-- start of INPUT MATERIAL --

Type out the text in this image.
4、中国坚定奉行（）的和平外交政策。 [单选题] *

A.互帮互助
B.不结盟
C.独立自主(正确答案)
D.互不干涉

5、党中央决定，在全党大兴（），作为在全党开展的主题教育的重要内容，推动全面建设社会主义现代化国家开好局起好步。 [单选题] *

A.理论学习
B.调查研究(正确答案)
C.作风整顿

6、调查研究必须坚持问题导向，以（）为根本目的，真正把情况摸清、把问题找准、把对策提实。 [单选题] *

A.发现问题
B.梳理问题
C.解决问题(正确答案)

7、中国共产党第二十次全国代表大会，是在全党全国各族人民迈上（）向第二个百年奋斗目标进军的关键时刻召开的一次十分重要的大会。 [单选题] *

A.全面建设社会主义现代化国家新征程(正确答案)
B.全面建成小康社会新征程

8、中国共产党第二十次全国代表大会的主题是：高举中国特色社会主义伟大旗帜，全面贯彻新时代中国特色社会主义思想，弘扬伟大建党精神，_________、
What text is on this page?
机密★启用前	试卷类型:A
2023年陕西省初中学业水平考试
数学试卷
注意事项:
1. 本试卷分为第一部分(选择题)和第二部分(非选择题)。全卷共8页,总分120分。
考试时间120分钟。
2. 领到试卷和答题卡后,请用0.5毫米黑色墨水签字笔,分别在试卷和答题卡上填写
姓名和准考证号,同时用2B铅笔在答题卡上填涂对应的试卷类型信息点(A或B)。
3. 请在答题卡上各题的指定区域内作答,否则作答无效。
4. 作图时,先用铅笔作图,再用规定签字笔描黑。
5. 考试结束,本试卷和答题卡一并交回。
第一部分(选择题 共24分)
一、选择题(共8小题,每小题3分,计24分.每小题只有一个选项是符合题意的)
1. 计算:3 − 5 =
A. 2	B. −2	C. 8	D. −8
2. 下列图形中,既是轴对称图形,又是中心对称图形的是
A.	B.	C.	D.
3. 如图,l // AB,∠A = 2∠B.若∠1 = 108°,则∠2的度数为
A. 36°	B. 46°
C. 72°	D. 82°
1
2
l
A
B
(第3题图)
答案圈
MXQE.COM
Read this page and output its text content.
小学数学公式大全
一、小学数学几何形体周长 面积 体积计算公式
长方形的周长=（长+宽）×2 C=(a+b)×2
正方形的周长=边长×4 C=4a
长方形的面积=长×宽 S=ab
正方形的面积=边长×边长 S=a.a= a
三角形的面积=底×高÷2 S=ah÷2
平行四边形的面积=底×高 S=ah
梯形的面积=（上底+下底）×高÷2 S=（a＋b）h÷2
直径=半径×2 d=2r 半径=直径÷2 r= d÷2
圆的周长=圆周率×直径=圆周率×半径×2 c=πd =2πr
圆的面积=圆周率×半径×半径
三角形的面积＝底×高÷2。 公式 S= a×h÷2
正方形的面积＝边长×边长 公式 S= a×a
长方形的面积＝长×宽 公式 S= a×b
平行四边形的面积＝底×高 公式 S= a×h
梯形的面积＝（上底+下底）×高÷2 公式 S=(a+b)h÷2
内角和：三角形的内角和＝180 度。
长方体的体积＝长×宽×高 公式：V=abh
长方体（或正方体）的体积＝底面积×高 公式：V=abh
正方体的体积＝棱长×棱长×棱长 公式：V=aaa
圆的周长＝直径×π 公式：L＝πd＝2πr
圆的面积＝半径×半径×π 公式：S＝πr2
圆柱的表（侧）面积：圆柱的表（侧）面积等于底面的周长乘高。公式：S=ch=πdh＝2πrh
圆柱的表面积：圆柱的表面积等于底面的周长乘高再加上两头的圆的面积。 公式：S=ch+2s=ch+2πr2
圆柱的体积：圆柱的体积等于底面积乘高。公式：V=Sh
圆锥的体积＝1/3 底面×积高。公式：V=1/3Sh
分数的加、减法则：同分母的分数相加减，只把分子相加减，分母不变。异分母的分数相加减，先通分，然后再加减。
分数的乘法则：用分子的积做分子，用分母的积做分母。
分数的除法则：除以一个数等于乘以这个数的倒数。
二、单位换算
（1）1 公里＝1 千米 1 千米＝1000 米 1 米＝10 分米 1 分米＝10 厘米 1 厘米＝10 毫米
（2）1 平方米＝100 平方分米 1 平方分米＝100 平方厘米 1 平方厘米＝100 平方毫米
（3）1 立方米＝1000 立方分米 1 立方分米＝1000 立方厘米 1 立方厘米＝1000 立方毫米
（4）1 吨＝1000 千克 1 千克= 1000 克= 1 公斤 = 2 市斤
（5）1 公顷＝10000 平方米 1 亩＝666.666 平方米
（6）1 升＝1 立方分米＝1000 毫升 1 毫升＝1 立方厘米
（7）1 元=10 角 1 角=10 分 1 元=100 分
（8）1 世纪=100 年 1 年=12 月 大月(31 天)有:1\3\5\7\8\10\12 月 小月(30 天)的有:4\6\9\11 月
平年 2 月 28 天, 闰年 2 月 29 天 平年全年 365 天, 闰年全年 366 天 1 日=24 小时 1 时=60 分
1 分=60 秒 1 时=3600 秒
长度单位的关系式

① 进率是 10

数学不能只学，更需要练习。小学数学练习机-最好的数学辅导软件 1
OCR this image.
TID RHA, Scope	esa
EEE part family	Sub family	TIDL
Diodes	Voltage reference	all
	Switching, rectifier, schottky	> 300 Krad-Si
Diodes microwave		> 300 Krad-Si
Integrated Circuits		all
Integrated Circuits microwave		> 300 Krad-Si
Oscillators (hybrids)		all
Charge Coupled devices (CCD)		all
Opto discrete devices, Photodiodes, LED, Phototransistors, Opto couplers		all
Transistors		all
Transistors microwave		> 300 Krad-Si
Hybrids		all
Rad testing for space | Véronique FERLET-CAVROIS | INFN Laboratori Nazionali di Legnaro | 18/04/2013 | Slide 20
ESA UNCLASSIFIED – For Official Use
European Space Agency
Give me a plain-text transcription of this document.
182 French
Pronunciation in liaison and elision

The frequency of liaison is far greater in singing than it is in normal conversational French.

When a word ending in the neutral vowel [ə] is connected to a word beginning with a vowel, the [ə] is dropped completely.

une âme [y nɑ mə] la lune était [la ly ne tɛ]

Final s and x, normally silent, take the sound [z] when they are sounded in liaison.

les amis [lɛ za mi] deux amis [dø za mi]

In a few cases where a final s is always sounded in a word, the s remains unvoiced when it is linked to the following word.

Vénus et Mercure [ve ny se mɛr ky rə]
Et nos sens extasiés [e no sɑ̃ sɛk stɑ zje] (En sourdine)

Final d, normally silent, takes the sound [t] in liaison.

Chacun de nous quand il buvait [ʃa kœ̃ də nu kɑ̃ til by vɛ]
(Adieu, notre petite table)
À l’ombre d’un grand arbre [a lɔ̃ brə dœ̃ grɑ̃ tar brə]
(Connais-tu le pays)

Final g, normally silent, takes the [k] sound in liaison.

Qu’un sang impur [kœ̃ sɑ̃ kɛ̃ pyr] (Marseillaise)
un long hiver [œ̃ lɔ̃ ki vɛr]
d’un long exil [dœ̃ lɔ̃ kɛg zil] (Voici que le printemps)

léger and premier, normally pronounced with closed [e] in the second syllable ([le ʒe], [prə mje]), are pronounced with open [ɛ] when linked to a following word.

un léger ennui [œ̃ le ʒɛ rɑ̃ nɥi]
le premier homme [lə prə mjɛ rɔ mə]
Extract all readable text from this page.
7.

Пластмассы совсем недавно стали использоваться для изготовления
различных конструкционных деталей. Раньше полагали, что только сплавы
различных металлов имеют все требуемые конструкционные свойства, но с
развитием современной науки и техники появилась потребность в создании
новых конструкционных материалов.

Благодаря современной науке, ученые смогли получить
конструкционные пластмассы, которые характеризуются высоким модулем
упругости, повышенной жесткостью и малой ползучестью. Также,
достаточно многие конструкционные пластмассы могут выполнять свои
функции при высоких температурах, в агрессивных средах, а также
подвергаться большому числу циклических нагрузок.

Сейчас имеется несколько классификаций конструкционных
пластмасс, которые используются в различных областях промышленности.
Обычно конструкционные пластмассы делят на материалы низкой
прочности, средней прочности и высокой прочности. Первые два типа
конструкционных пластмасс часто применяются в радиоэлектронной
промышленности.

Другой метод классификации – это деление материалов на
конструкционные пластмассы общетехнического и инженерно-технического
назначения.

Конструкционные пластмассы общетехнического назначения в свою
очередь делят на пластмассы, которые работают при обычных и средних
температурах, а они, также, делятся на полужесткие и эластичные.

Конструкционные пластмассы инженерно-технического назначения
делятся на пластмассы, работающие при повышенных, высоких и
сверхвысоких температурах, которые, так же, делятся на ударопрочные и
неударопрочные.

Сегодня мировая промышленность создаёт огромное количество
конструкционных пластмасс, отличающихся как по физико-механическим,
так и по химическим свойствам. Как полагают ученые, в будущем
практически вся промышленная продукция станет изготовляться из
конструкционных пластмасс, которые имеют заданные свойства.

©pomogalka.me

-- end of INPUT MATERIAL --

# REQUIRED TASK
Locate the string "Circuits" in the listing above and copy every line where it occurs.

# OUTPUT BELOW
Integrated Circuits		all
Integrated Circuits microwave		> 300 Krad-Si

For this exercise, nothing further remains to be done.